** BEGIN **

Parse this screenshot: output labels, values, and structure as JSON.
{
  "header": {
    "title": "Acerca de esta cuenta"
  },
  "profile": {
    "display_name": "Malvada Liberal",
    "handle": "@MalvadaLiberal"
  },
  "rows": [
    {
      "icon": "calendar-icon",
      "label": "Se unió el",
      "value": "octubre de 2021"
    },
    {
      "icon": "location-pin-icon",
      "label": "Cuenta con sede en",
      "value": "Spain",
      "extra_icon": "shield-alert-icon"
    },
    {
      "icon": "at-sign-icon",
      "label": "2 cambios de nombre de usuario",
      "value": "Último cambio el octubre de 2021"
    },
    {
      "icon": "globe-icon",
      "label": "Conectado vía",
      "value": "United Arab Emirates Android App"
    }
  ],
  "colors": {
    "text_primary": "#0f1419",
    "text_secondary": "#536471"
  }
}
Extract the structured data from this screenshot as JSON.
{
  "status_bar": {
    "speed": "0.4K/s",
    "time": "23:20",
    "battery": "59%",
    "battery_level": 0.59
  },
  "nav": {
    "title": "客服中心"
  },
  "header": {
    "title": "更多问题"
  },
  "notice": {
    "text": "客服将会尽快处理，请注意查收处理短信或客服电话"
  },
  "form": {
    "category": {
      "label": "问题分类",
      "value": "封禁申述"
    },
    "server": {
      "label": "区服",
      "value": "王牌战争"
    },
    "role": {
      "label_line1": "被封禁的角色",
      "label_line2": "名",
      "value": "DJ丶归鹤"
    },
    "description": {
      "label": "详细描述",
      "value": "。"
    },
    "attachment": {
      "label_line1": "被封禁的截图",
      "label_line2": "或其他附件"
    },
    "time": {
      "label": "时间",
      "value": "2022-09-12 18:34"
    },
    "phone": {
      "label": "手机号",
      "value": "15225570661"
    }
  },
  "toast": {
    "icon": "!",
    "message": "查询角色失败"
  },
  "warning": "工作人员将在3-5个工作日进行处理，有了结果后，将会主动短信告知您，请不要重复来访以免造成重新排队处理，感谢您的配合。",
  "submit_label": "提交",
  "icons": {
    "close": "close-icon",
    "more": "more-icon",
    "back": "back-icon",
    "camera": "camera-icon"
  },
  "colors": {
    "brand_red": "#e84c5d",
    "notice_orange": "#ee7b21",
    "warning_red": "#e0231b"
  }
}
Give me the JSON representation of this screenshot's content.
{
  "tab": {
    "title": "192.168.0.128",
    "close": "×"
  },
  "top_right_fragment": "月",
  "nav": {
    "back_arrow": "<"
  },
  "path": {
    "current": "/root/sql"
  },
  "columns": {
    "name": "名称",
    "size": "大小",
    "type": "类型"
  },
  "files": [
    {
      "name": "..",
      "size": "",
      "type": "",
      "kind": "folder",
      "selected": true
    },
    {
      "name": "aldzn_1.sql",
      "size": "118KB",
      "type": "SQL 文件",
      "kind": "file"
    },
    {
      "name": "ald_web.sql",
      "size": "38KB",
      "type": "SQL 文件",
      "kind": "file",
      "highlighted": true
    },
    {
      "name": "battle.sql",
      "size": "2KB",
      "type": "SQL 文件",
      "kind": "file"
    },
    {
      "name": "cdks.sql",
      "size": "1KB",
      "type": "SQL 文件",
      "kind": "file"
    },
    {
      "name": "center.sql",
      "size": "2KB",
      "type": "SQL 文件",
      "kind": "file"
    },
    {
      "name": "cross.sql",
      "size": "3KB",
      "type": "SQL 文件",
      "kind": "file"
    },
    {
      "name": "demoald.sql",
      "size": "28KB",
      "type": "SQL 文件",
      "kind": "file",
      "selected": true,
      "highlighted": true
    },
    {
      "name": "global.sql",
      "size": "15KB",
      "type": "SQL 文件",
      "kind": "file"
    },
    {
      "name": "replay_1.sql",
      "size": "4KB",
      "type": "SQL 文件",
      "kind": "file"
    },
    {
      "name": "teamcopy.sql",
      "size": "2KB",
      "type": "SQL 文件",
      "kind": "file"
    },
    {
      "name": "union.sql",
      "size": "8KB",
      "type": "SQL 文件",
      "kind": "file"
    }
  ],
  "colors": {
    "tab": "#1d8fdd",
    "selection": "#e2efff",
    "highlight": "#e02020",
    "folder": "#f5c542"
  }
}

** END **

Description of the task> Send back every record, precisely as written.

Response to the exercise>
Parse this screenshot: output labels, values, and structure as JSON.
{
  "header": {
    "title": "Acerca de esta cuenta"
  },
  "profile": {
    "display_name": "Malvada Liberal",
    "handle": "@MalvadaLiberal"
  },
  "rows": [
    {
      "icon": "calendar-icon",
      "label": "Se unió el",
      "value": "octubre de 2021"
    },
    {
      "icon": "location-pin-icon",
      "label": "Cuenta con sede en",
      "value": "Spain",
      "extra_icon": "shield-alert-icon"
    },
    {
      "icon": "at-sign-icon",
      "label": "2 cambios de nombre de usuario",
      "value": "Último cambio el octubre de 2021"
    },
    {
      "icon": "globe-icon",
      "label": "Conectado vía",
      "value": "United Arab Emirates Android App"
    }
  ],
  "colors": {
    "text_primary": "#0f1419",
    "text_secondary": "#536471"
  }
}
Extract the structured data from this screenshot as JSON.
{
  "status_bar": {
    "speed": "0.4K/s",
    "time": "23:20",
    "battery": "59%",
    "battery_level": 0.59
  },
  "nav": {
    "title": "客服中心"
  },
  "header": {
    "title": "更多问题"
  },
  "notice": {
    "text": "客服将会尽快处理，请注意查收处理短信或客服电话"
  },
  "form": {
    "category": {
      "label": "问题分类",
      "value": "封禁申述"
    },
    "server": {
      "label": "区服",
      "value": "王牌战争"
    },
    "role": {
      "label_line1": "被封禁的角色",
      "label_line2": "名",
      "value": "DJ丶归鹤"
    },
    "description": {
      "label": "详细描述",
      "value": "。"
    },
    "attachment": {
      "label_line1": "被封禁的截图",
      "label_line2": "或其他附件"
    },
    "time": {
      "label": "时间",
      "value": "2022-09-12 18:34"
    },
    "phone": {
      "label": "手机号",
      "value": "15225570661"
    }
  },
  "toast": {
    "icon": "!",
    "message": "查询角色失败"
  },
  "warning": "工作人员将在3-5个工作日进行处理，有了结果后，将会主动短信告知您，请不要重复来访以免造成重新排队处理，感谢您的配合。",
  "submit_label": "提交",
  "icons": {
    "close": "close-icon",
    "more": "more-icon",
    "back": "back-icon",
    "camera": "camera-icon"
  },
  "colors": {
    "brand_red": "#e84c5d",
    "notice_orange": "#ee7b21",
    "warning_red": "#e0231b"
  }
}
Give me the JSON representation of this screenshot's content.
{
  "tab": {
    "title": "192.168.0.128",
    "close": "×"
  },
  "top_right_fragment": "月",
  "nav": {
    "back_arrow": "<"
  },
  "path": {
    "current": "/root/sql"
  },
  "columns": {
    "name": "名称",
    "size": "大小",
    "type": "类型"
  },
  "files": [
    {
      "name": "..",
      "size": "",
      "type": "",
      "kind": "folder",
      "selected": true
    },
    {
      "name": "aldzn_1.sql",
      "size": "118KB",
      "type": "SQL 文件",
      "kind": "file"
    },
    {
      "name": "ald_web.sql",
      "size": "38KB",
      "type": "SQL 文件",
      "kind": "file",
      "highlighted": true
    },
    {
      "name": "battle.sql",
      "size": "2KB",
      "type": "SQL 文件",
      "kind": "file"
    },
    {
      "name": "cdks.sql",
      "size": "1KB",
      "type": "SQL 文件",
      "kind": "file"
    },
    {
      "name": "center.sql",
      "size": "2KB",
      "type": "SQL 文件",
      "kind": "file"
    },
    {
      "name": "cross.sql",
      "size": "3KB",
      "type": "SQL 文件",
      "kind": "file"
    },
    {
      "name": "demoald.sql",
      "size": "28KB",
      "type": "SQL 文件",
      "kind": "file",
      "selected": true,
      "highlighted": true
    },
    {
      "name": "global.sql",
      "size": "15KB",
      "type": "SQL 文件",
      "kind": "file"
    },
    {
      "name": "replay_1.sql",
      "size": "4KB",
      "type": "SQL 文件",
      "kind": "file"
    },
    {
      "name": "teamcopy.sql",
      "size": "2KB",
      "type": "SQL 文件",
      "kind": "file"
    },
    {
      "name": "union.sql",
      "size": "8KB",
      "type": "SQL 文件",
      "kind": "file"
    }
  ],
  "colors": {
    "tab": "#1d8fdd",
    "selection": "#e2efff",
    "highlight": "#e02020",
    "folder": "#f5c542"
  }
}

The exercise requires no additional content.